* Objective: Below are the records. List every line holding the word "บลราชธาน".
=-=-=
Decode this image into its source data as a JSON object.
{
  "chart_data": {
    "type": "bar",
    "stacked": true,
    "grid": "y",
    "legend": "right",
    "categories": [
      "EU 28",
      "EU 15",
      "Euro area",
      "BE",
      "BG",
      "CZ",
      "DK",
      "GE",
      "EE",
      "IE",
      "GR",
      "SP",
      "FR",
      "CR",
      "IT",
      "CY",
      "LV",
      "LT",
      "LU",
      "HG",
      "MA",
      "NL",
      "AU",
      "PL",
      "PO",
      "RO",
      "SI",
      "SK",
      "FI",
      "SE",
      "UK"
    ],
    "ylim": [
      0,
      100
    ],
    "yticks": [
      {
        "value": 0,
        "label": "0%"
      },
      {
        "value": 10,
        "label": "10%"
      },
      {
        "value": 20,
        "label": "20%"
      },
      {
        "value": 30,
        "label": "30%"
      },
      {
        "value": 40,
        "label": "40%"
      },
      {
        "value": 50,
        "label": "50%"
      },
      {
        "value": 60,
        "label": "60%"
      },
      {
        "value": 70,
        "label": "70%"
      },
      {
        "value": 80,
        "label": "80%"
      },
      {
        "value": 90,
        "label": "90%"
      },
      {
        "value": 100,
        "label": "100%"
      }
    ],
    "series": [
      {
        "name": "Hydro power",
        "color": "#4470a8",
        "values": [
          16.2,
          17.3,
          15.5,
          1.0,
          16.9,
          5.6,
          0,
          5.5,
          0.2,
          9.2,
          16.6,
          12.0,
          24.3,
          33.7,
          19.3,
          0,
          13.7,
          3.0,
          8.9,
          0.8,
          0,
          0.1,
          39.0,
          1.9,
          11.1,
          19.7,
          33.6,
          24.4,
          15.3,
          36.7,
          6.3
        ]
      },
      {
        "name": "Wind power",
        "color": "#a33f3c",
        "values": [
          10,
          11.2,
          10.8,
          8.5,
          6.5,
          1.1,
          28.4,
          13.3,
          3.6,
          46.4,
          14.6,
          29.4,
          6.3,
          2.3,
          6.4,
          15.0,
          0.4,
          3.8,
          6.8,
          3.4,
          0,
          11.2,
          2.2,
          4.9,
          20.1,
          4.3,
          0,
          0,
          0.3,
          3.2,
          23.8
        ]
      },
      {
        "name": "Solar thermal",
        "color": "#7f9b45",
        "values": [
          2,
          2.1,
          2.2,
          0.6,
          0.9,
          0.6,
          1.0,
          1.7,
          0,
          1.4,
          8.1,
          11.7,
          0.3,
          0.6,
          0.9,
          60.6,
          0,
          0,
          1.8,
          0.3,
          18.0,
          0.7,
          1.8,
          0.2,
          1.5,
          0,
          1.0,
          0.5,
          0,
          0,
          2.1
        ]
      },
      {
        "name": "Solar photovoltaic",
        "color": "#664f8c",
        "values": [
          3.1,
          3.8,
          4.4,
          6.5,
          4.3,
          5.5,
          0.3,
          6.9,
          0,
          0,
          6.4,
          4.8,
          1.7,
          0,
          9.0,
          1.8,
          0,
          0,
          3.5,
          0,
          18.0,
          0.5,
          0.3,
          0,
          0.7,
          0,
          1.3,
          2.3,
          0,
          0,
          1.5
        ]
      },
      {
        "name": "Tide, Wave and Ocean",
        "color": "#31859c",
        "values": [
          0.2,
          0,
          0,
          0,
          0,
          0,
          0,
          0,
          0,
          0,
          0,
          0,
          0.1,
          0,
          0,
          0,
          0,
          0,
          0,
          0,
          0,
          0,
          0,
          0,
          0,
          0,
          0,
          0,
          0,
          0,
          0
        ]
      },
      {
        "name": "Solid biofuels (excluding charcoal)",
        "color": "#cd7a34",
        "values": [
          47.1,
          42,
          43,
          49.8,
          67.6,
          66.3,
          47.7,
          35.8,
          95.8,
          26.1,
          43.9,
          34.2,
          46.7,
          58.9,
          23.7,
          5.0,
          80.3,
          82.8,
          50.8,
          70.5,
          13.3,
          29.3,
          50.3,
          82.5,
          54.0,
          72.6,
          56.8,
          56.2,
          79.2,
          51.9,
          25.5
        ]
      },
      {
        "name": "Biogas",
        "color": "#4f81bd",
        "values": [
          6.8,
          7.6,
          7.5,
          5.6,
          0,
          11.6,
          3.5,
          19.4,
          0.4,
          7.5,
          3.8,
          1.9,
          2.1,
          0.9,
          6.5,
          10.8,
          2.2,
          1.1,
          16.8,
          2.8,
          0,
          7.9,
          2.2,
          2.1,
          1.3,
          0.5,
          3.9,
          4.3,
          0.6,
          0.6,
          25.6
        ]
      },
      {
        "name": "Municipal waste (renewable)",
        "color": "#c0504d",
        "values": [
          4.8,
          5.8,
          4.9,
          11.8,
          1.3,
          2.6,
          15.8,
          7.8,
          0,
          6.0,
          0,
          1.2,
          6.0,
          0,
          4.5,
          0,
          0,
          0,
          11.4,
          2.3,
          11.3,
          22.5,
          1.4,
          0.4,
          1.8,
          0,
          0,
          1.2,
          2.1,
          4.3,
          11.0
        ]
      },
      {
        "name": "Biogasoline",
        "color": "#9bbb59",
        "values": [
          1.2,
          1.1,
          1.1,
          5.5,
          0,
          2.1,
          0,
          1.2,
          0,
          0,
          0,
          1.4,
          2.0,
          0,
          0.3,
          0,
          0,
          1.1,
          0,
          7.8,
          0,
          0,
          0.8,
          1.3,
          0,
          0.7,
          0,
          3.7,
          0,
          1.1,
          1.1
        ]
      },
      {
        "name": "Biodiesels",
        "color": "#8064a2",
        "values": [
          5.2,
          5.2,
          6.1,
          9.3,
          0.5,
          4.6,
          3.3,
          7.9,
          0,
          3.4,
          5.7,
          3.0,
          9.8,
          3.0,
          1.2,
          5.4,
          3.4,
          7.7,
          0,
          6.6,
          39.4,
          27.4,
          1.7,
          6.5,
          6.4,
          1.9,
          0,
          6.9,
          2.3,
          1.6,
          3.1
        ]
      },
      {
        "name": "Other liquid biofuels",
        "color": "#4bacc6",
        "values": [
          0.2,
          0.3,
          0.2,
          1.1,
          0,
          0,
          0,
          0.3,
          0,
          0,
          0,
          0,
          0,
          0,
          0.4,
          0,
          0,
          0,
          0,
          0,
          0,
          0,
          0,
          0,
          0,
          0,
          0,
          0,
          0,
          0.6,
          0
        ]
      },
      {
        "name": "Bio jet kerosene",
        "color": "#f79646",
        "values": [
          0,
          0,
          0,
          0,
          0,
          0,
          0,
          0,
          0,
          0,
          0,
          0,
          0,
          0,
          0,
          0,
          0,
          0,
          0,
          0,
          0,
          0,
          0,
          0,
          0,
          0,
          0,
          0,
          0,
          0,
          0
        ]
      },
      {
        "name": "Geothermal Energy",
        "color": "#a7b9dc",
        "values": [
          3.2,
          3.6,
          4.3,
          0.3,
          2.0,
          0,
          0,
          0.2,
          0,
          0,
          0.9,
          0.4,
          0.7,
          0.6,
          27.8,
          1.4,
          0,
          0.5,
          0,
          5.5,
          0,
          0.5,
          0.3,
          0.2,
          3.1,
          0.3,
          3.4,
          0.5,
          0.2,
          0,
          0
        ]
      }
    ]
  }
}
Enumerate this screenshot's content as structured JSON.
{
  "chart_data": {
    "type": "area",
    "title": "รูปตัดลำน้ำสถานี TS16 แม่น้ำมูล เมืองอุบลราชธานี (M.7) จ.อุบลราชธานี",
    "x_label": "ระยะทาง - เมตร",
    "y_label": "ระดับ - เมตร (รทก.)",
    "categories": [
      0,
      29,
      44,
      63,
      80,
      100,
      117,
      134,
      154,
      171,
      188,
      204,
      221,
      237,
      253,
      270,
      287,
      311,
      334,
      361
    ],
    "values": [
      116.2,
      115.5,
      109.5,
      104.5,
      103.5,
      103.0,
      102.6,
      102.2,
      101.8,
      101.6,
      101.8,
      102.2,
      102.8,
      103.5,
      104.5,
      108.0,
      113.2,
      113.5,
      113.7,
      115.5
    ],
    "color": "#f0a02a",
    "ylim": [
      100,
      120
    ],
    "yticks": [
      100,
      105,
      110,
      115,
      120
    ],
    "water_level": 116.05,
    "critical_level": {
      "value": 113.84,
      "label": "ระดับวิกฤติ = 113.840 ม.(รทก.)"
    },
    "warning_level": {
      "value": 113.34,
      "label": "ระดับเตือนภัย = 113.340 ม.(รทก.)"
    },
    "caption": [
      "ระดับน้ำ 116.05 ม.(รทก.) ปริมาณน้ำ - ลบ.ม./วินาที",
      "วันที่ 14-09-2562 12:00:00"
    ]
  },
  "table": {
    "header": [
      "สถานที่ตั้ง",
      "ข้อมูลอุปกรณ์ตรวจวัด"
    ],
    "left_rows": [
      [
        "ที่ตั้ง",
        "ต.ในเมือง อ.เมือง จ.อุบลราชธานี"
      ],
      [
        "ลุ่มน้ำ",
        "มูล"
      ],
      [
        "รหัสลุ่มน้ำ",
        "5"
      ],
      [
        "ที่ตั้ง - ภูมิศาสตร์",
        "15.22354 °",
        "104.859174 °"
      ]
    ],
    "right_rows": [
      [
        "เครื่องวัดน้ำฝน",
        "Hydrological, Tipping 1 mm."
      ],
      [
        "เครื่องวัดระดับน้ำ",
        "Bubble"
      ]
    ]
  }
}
=-=-=
* Output of the exercise:
    "title": "รูปตัดลำน้ำสถานี TS16 แม่น้ำมูล เมืองอุบลราชธานี (M.7) จ.อุบลราชธานี",
        "ต.ในเมือง อ.เมือง จ.อุบลราชธานี"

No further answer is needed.